--- start of Entries shown ---

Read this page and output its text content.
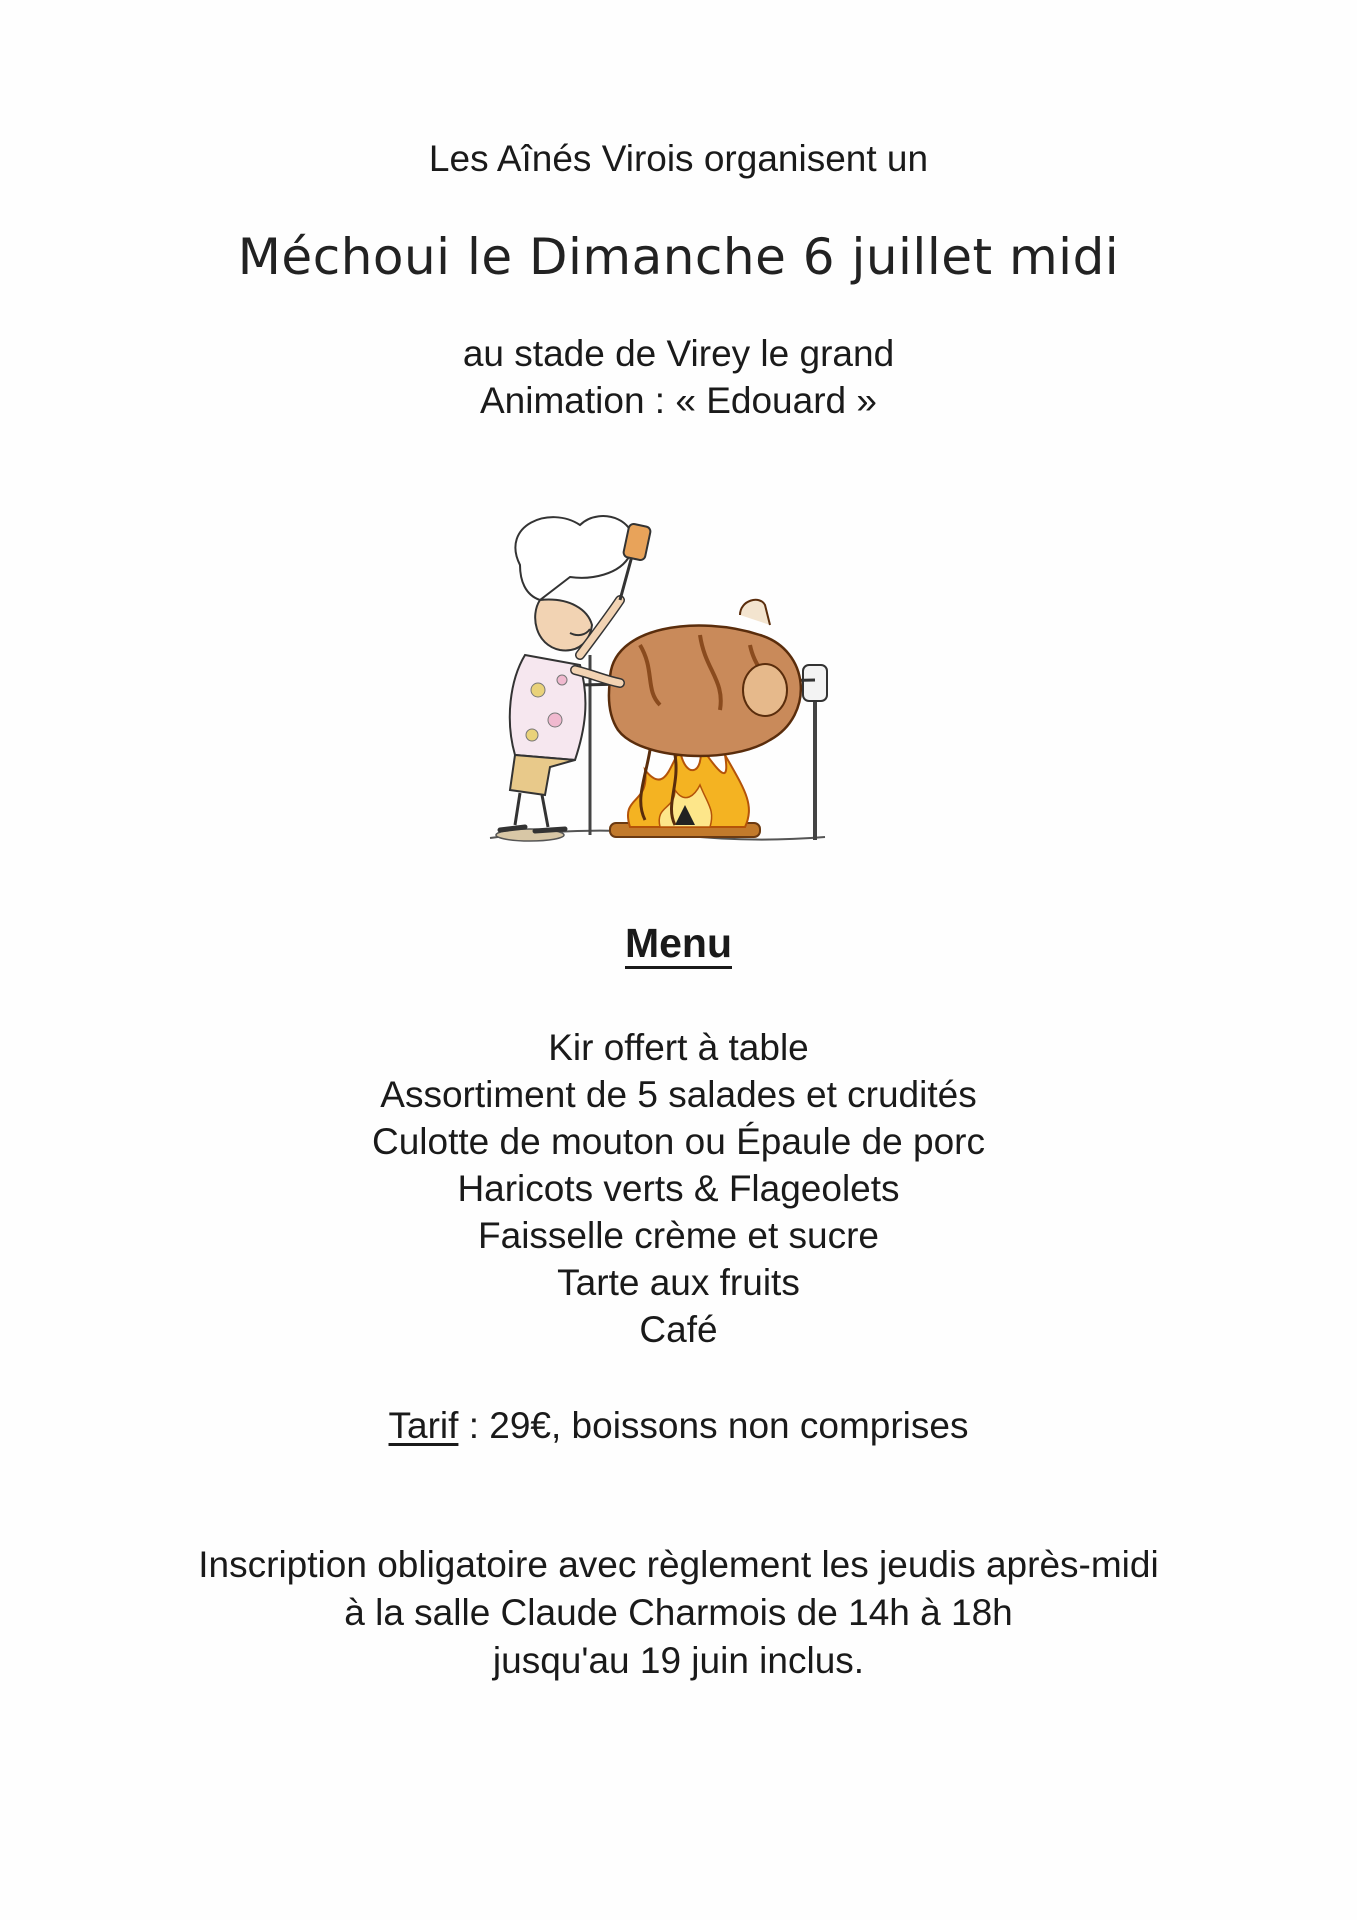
Les Aînés Virois organisent un
Méchoui le Dimanche 6 juillet midi
au stade de Virey le grand
Animation : « Edouard »
Menu
Kir offert à table
Assortiment de 5 salades et crudités
Culotte de mouton ou Épaule de porc
Haricots verts & Flageolets
Faisselle crème et sucre
Tarte aux fruits
Café
Tarif : 29€, boissons non comprises
Inscription obligatoire avec règlement les jeudis après-midi
à la salle Claude Charmois de 14h à 18h
jusqu'au 19 juin inclus.
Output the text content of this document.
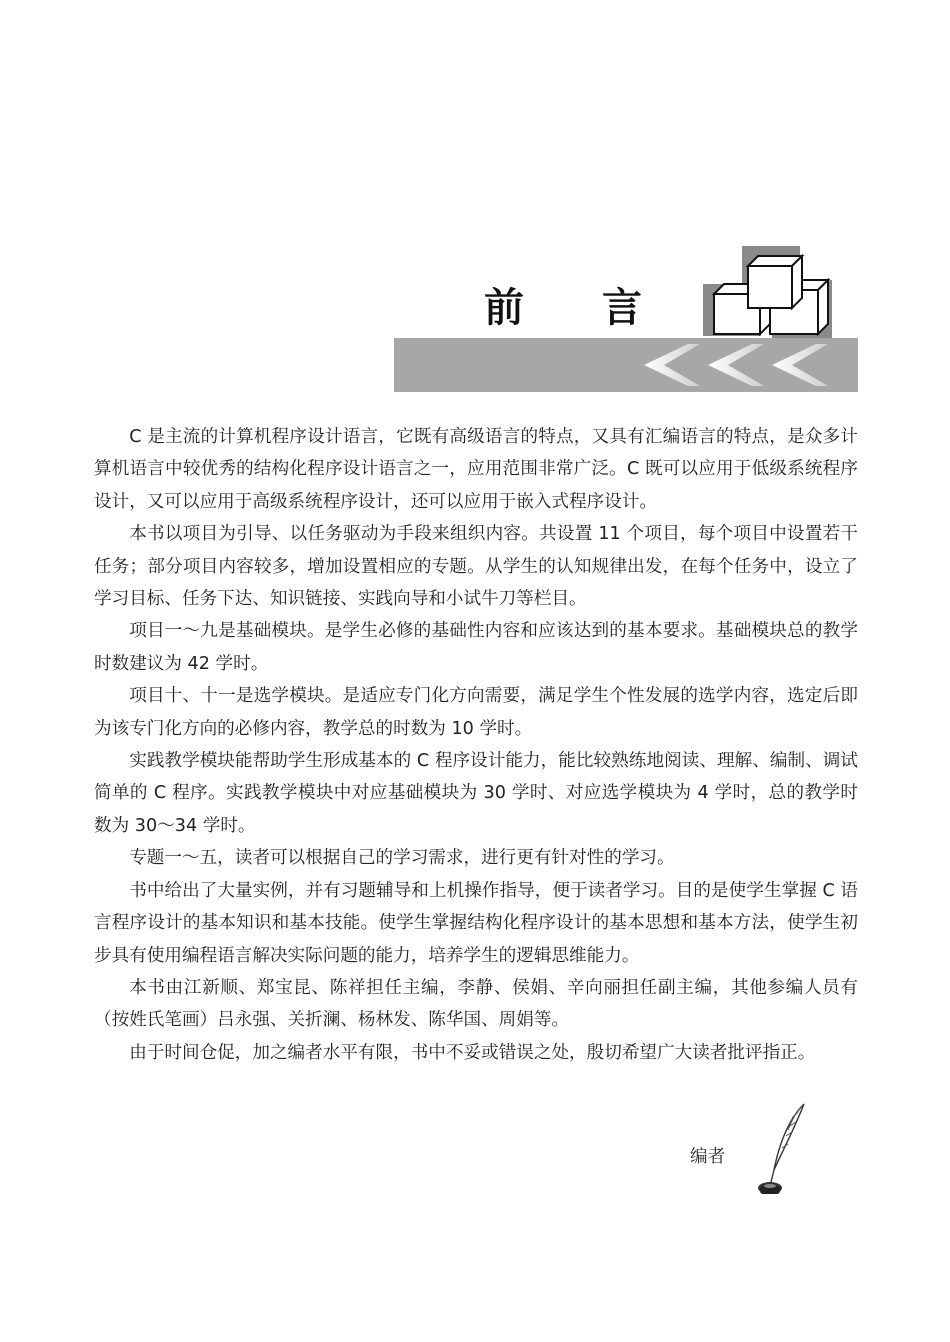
前 言

C 是主流的计算机程序设计语言，它既有高级语言的特点，又具有汇编语言的特点，是众多计算机语言中较优秀的结构化程序设计语言之一，应用范围非常广泛。C 既可以应用于低级系统程序设计，又可以应用于高级系统程序设计，还可以应用于嵌入式程序设计。

本书以项目为引导、以任务驱动为手段来组织内容。共设置 11 个项目，每个项目中设置若干任务；部分项目内容较多，增加设置相应的专题。从学生的认知规律出发，在每个任务中，设立了学习目标、任务下达、知识链接、实践向导和小试牛刀等栏目。

项目一～九是基础模块。是学生必修的基础性内容和应该达到的基本要求。基础模块总的教学时数建议为 42 学时。

项目十、十一是选学模块。是适应专门化方向需要，满足学生个性发展的选学内容，选定后即为该专门化方向的必修内容，教学总的时数为 10 学时。

实践教学模块能帮助学生形成基本的 C 程序设计能力，能比较熟练地阅读、理解、编制、调试简单的 C 程序。实践教学模块中对应基础模块为 30 学时、对应选学模块为 4 学时，总的教学时数为 30～34 学时。

专题一～五，读者可以根据自己的学习需求，进行更有针对性的学习。

书中给出了大量实例，并有习题辅导和上机操作指导，便于读者学习。目的是使学生掌握 C 语言程序设计的基本知识和基本技能。使学生掌握结构化程序设计的基本思想和基本方法，使学生初步具有使用编程语言解决实际问题的能力，培养学生的逻辑思维能力。

本书由江新顺、郑宝昆、陈祥担任主编，李静、侯娟、辛向丽担任副主编，其他参编人员有（按姓氏笔画）吕永强、关折澜、杨林发、陈华国、周娟等。

由于时间仓促，加之编者水平有限，书中不妥或错误之处，殷切希望广大读者批评指正。

编者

--- end of Entries shown ---

_Problem to solve_
Within the entries above, report how many lines include "midi", and keep the answer to the number.

_Task solution_
2